*** ENTRIES PROVIDED
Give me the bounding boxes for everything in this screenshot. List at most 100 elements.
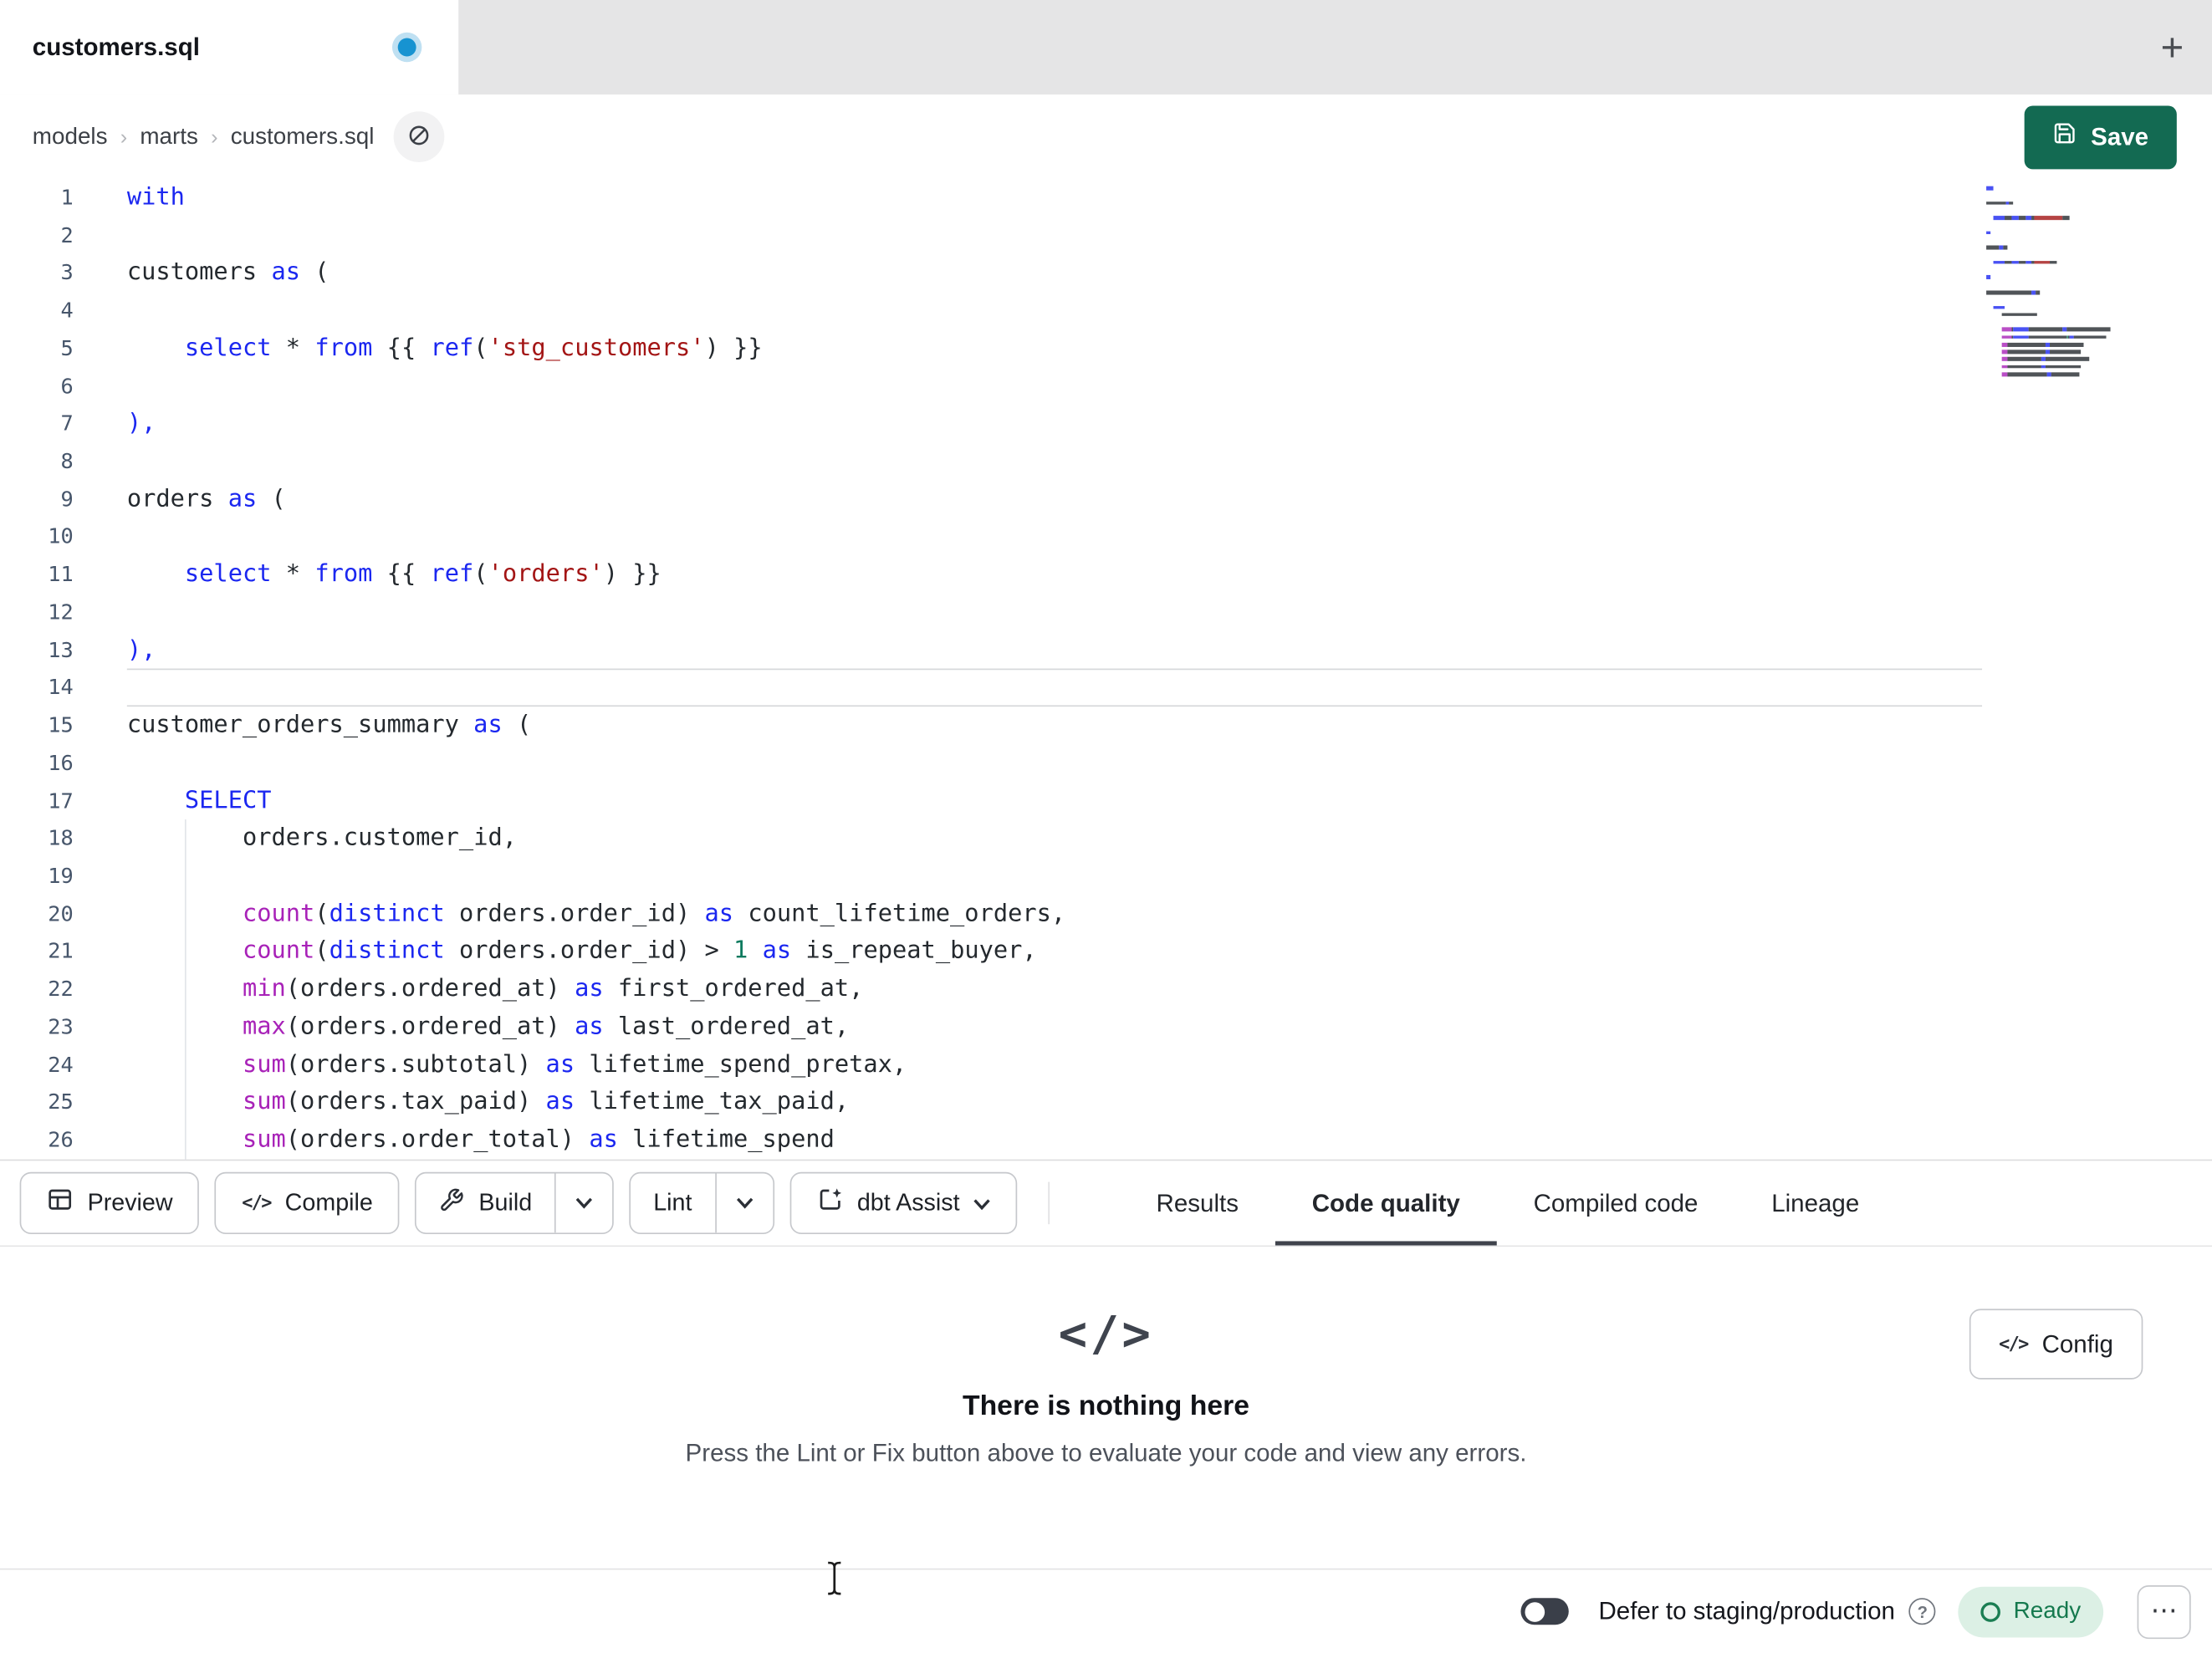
preview-button[interactable]: Preview bbox=[19, 1171, 200, 1235]
code-text: select * from {{ ref('stg_customers') }} bbox=[184, 334, 763, 363]
line-number: 17 bbox=[48, 788, 74, 814]
code-line[interactable]: 14 bbox=[0, 669, 1983, 707]
code-line[interactable]: 16 bbox=[0, 744, 1982, 782]
code-text: sum(orders.subtotal) as lifetime_spend_p… bbox=[242, 1049, 907, 1079]
build-button-label: Build bbox=[478, 1189, 533, 1217]
build-dropdown-button[interactable] bbox=[556, 1173, 612, 1232]
code-text: SELECT bbox=[184, 786, 272, 815]
plus-icon: + bbox=[2160, 24, 2184, 69]
code-line[interactable]: 11 select * from {{ ref('orders') }} bbox=[0, 556, 1982, 594]
line-number: 22 bbox=[48, 976, 74, 1002]
indent-guide bbox=[184, 819, 186, 1160]
config-button-label: Config bbox=[2041, 1329, 2113, 1358]
code-line[interactable]: 8 bbox=[0, 443, 1982, 481]
code-line[interactable]: 22 min(orders.ordered_at) as first_order… bbox=[0, 971, 1982, 1008]
breadcrumb-row: models › marts › customers.sql Save bbox=[0, 94, 2212, 180]
status-ring-icon bbox=[1980, 1601, 2001, 1622]
tab-customers-sql[interactable]: customers.sql bbox=[0, 0, 459, 95]
dbt-assist-button[interactable]: dbt Assist bbox=[789, 1171, 1018, 1235]
line-number: 24 bbox=[48, 1051, 74, 1077]
build-button[interactable]: Build bbox=[416, 1173, 554, 1232]
code-line[interactable]: 5 select * from {{ ref('stg_customers') … bbox=[0, 330, 1982, 368]
code-text: select * from {{ ref('orders') }} bbox=[184, 559, 662, 589]
code-text: customers as ( bbox=[126, 258, 330, 288]
code-brackets-icon: </> bbox=[1058, 1306, 1154, 1363]
code-icon: </> bbox=[1999, 1333, 2029, 1355]
code-line[interactable]: 17 SELECT bbox=[0, 782, 1982, 819]
line-number: 5 bbox=[60, 335, 74, 361]
breadcrumb-item-file[interactable]: customers.sql bbox=[231, 124, 375, 151]
code-line[interactable]: 15 customer_orders_summary as ( bbox=[0, 707, 1982, 744]
code-text: count(distinct orders.order_id) as count… bbox=[242, 899, 1066, 928]
code-line[interactable]: 1 with bbox=[0, 179, 1982, 217]
line-number: 6 bbox=[60, 373, 74, 399]
code-line[interactable]: 23 max(orders.ordered_at) as last_ordere… bbox=[0, 1008, 1982, 1046]
editor-tab-bar: customers.sql + bbox=[0, 0, 2212, 95]
chevron-down-icon bbox=[973, 1189, 991, 1217]
lint-dropdown-button[interactable] bbox=[716, 1173, 772, 1232]
minimap[interactable] bbox=[1986, 186, 2116, 380]
file-actions-button[interactable] bbox=[394, 111, 445, 162]
code-line[interactable]: 21 count(distinct orders.order_id) > 1 a… bbox=[0, 933, 1982, 971]
tab-compiled-code[interactable]: Compiled code bbox=[1497, 1161, 1735, 1245]
code-line[interactable]: 3 customers as ( bbox=[0, 254, 1982, 292]
config-button[interactable]: </> Config bbox=[1969, 1309, 2143, 1380]
code-text: count(distinct orders.order_id) > 1 as i… bbox=[242, 936, 1037, 966]
breadcrumb-separator: › bbox=[120, 125, 128, 149]
code-line[interactable]: 24 sum(orders.subtotal) as lifetime_spen… bbox=[0, 1046, 1982, 1084]
code-line[interactable]: 4 bbox=[0, 292, 1982, 329]
save-button[interactable]: Save bbox=[2024, 105, 2177, 169]
code-line[interactable]: 10 bbox=[0, 518, 1982, 556]
code-line[interactable]: 26 sum(orders.order_total) as lifetime_s… bbox=[0, 1121, 1982, 1159]
preview-button-label: Preview bbox=[87, 1189, 173, 1217]
compile-button[interactable]: </> Compile bbox=[215, 1171, 400, 1235]
code-line[interactable]: 18 orders.customer_id, bbox=[0, 819, 1982, 857]
code-line[interactable]: 19 bbox=[0, 858, 1982, 895]
magic-edit-icon bbox=[816, 1186, 843, 1220]
save-button-label: Save bbox=[2091, 121, 2149, 151]
line-number: 14 bbox=[48, 674, 74, 701]
code-icon: </> bbox=[242, 1192, 272, 1214]
toggle-knob bbox=[1524, 1601, 1545, 1622]
tab-results[interactable]: Results bbox=[1120, 1161, 1275, 1245]
status-bar: Defer to staging/production ? Ready ⋯ bbox=[0, 1569, 2212, 1653]
code-line[interactable]: 25 sum(orders.tax_paid) as lifetime_tax_… bbox=[0, 1084, 1982, 1121]
code-line[interactable]: 7), bbox=[0, 406, 1982, 443]
tab-code-quality[interactable]: Code quality bbox=[1275, 1161, 1497, 1246]
lint-button[interactable]: Lint bbox=[631, 1173, 714, 1232]
line-number: 19 bbox=[48, 863, 74, 889]
lint-split-button: Lint bbox=[629, 1171, 774, 1235]
breadcrumb-item-models[interactable]: models bbox=[33, 124, 108, 151]
code-line[interactable]: 2 bbox=[0, 217, 1982, 254]
defer-toggle[interactable] bbox=[1520, 1598, 1570, 1625]
line-number: 4 bbox=[60, 298, 74, 324]
dbt-assist-button-label: dbt Assist bbox=[856, 1189, 960, 1217]
ready-status-badge[interactable]: Ready bbox=[1958, 1585, 2104, 1637]
code-text: sum(orders.order_total) as lifetime_spen… bbox=[242, 1125, 835, 1154]
empty-state-subtitle: Press the Lint or Fix button above to ev… bbox=[685, 1438, 1527, 1467]
new-tab-button[interactable]: + bbox=[2161, 0, 2184, 94]
code-text: with bbox=[126, 183, 185, 212]
code-editor[interactable]: 1 with 2 3 customers as ( 4 5 select * from {{… bbox=[0, 179, 2212, 1160]
line-number: 1 bbox=[60, 184, 74, 211]
code-text: ), bbox=[126, 635, 156, 664]
help-icon[interactable]: ? bbox=[1908, 1598, 1936, 1625]
compile-button-label: Compile bbox=[284, 1189, 373, 1217]
code-text: orders as ( bbox=[126, 484, 286, 513]
viewport: customers.sql + models › marts › custome… bbox=[0, 0, 2212, 1653]
tab-lineage[interactable]: Lineage bbox=[1734, 1161, 1896, 1245]
overflow-menu-button[interactable]: ⋯ bbox=[2137, 1584, 2191, 1639]
tab-label: customers.sql bbox=[32, 32, 200, 61]
result-tabs: Results Code quality Compiled code Linea… bbox=[1120, 1161, 2212, 1246]
code-line[interactable]: 20 count(distinct orders.order_id) as co… bbox=[0, 895, 1982, 933]
line-number: 21 bbox=[48, 938, 74, 964]
line-number: 8 bbox=[60, 448, 74, 474]
breadcrumb-separator: › bbox=[211, 125, 218, 149]
code-line[interactable]: 9 orders as ( bbox=[0, 481, 1982, 518]
code-line[interactable]: 13), bbox=[0, 631, 1982, 669]
breadcrumb-item-marts[interactable]: marts bbox=[140, 124, 198, 151]
code-line[interactable]: 6 bbox=[0, 368, 1982, 406]
code-line[interactable]: 12 bbox=[0, 594, 1982, 631]
code-text: sum(orders.tax_paid) as lifetime_tax_pai… bbox=[242, 1087, 850, 1116]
******
• WHAT YOU NEED TO DO
Retype every one of the items above verbatim, leaving out the pictures.

• RESULT FOR THIS TASK
Give me the bounding boxes for everything in this screenshot. List at most 100 elements.
preview-button[interactable]: Preview bbox=[19, 1171, 200, 1235]
code-text: select * from {{ ref('stg_customers') }} bbox=[184, 334, 763, 363]
line-number: 17 bbox=[48, 788, 74, 814]
code-line[interactable]: 14 bbox=[0, 669, 1983, 707]
code-line[interactable]: 16 bbox=[0, 744, 1982, 782]
code-text: sum(orders.subtotal) as lifetime_spend_p… bbox=[242, 1049, 907, 1079]
build-button-label: Build bbox=[478, 1189, 533, 1217]
build-dropdown-button[interactable] bbox=[556, 1173, 612, 1232]
code-text: SELECT bbox=[184, 786, 272, 815]
plus-icon: + bbox=[2160, 24, 2184, 69]
code-line[interactable]: 11 select * from {{ ref('orders') }} bbox=[0, 556, 1982, 594]
line-number: 22 bbox=[48, 976, 74, 1002]
indent-guide bbox=[184, 819, 186, 1160]
config-button-label: Config bbox=[2041, 1329, 2113, 1358]
code-line[interactable]: 8 bbox=[0, 443, 1982, 481]
code-line[interactable]: 22 min(orders.ordered_at) as first_order… bbox=[0, 971, 1982, 1008]
breadcrumb-row: models › marts › customers.sql Save bbox=[0, 94, 2212, 180]
status-ring-icon bbox=[1980, 1601, 2001, 1622]
tab-customers-sql[interactable]: customers.sql bbox=[0, 0, 459, 95]
dbt-assist-button[interactable]: dbt Assist bbox=[789, 1171, 1018, 1235]
line-number: 24 bbox=[48, 1051, 74, 1077]
build-button[interactable]: Build bbox=[416, 1173, 554, 1232]
code-line[interactable]: 5 select * from {{ ref('stg_customers') … bbox=[0, 330, 1982, 368]
code-text: select * from {{ ref('orders') }} bbox=[184, 559, 662, 589]
code-text: customers as ( bbox=[126, 258, 330, 288]
code-brackets-icon: </> bbox=[1058, 1306, 1154, 1363]
code-icon: </> bbox=[1999, 1333, 2029, 1355]
code-line[interactable]: 17 SELECT bbox=[0, 782, 1982, 819]
line-number: 5 bbox=[60, 335, 74, 361]
breadcrumb-item-file[interactable]: customers.sql bbox=[231, 124, 375, 151]
code-line[interactable]: 15 customer_orders_summary as ( bbox=[0, 707, 1982, 744]
code-text: count(distinct orders.order_id) as count… bbox=[242, 899, 1066, 928]
code-line[interactable]: 1 with bbox=[0, 179, 1982, 217]
line-number: 6 bbox=[60, 373, 74, 399]
code-line[interactable]: 23 max(orders.ordered_at) as last_ordere… bbox=[0, 1008, 1982, 1046]
editor-tab-bar: customers.sql + bbox=[0, 0, 2212, 95]
chevron-down-icon bbox=[973, 1189, 991, 1217]
lint-dropdown-button[interactable] bbox=[716, 1173, 772, 1232]
minimap[interactable] bbox=[1986, 186, 2116, 380]
file-actions-button[interactable] bbox=[394, 111, 445, 162]
code-line[interactable]: 21 count(distinct orders.order_id) > 1 a… bbox=[0, 933, 1982, 971]
tab-compiled-code[interactable]: Compiled code bbox=[1497, 1161, 1735, 1245]
code-line[interactable]: 3 customers as ( bbox=[0, 254, 1982, 292]
config-button[interactable]: </> Config bbox=[1969, 1309, 2143, 1380]
code-text: count(distinct orders.order_id) > 1 as i… bbox=[242, 936, 1037, 966]
breadcrumb-separator: › bbox=[120, 125, 128, 149]
code-line[interactable]: 24 sum(orders.subtotal) as lifetime_spen… bbox=[0, 1046, 1982, 1084]
code-line[interactable]: 4 bbox=[0, 292, 1982, 329]
save-button[interactable]: Save bbox=[2024, 105, 2177, 169]
code-line[interactable]: 10 bbox=[0, 518, 1982, 556]
code-line[interactable]: 26 sum(orders.order_total) as lifetime_s… bbox=[0, 1121, 1982, 1159]
preview-button-label: Preview bbox=[87, 1189, 173, 1217]
compile-button[interactable]: </> Compile bbox=[215, 1171, 400, 1235]
code-line[interactable]: 18 orders.customer_id, bbox=[0, 819, 1982, 857]
code-line[interactable]: 19 bbox=[0, 858, 1982, 895]
magic-edit-icon bbox=[816, 1186, 843, 1220]
save-button-label: Save bbox=[2091, 121, 2149, 151]
line-number: 14 bbox=[48, 674, 74, 701]
code-icon: </> bbox=[242, 1192, 272, 1214]
toggle-knob bbox=[1524, 1601, 1545, 1622]
tab-results[interactable]: Results bbox=[1120, 1161, 1275, 1245]
status-bar: Defer to staging/production ? Ready ⋯ bbox=[0, 1569, 2212, 1653]
code-line[interactable]: 25 sum(orders.tax_paid) as lifetime_tax_… bbox=[0, 1084, 1982, 1121]
code-line[interactable]: 7), bbox=[0, 406, 1982, 443]
tab-code-quality[interactable]: Code quality bbox=[1275, 1161, 1497, 1246]
lint-button[interactable]: Lint bbox=[631, 1173, 714, 1232]
line-number: 19 bbox=[48, 863, 74, 889]
lint-split-button: Lint bbox=[629, 1171, 774, 1235]
breadcrumb-item-models[interactable]: models bbox=[33, 124, 108, 151]
code-line[interactable]: 2 bbox=[0, 217, 1982, 254]
defer-toggle[interactable] bbox=[1520, 1598, 1570, 1625]
line-number: 4 bbox=[60, 298, 74, 324]
dbt-assist-button-label: dbt Assist bbox=[856, 1189, 960, 1217]
ready-status-badge[interactable]: Ready bbox=[1958, 1585, 2104, 1637]
code-text: sum(orders.order_total) as lifetime_spen… bbox=[242, 1125, 835, 1154]
empty-state-subtitle: Press the Lint or Fix button above to ev… bbox=[685, 1438, 1527, 1467]
new-tab-button[interactable]: + bbox=[2161, 0, 2184, 94]
code-text: with bbox=[126, 183, 185, 212]
code-editor[interactable]: 1 with 2 3 customers as ( 4 5 select * from {{… bbox=[0, 179, 2212, 1160]
line-number: 1 bbox=[60, 184, 74, 211]
code-text: ), bbox=[126, 635, 156, 664]
help-icon[interactable]: ? bbox=[1908, 1598, 1936, 1625]
compile-button-label: Compile bbox=[284, 1189, 373, 1217]
code-text: orders as ( bbox=[126, 484, 286, 513]
viewport: customers.sql + models › marts › custome… bbox=[0, 0, 2212, 1653]
tab-lineage[interactable]: Lineage bbox=[1734, 1161, 1896, 1245]
overflow-menu-button[interactable]: ⋯ bbox=[2137, 1584, 2191, 1639]
tab-label: customers.sql bbox=[32, 32, 200, 61]
result-tabs: Results Code quality Compiled code Linea… bbox=[1120, 1161, 2212, 1246]
code-line[interactable]: 20 count(distinct orders.order_id) as co… bbox=[0, 895, 1982, 933]
line-number: 21 bbox=[48, 938, 74, 964]
line-number: 8 bbox=[60, 448, 74, 474]
breadcrumb-separator: › bbox=[211, 125, 218, 149]
code-line[interactable]: 9 orders as ( bbox=[0, 481, 1982, 518]
code-line[interactable]: 13), bbox=[0, 631, 1982, 669]
breadcrumb-item-marts[interactable]: marts bbox=[140, 124, 198, 151]
code-line[interactable]: 6 bbox=[0, 368, 1982, 406]
code-line[interactable]: 12 bbox=[0, 594, 1982, 631]
code-text: sum(orders.tax_paid) as lifetime_tax_pai… bbox=[242, 1087, 850, 1116]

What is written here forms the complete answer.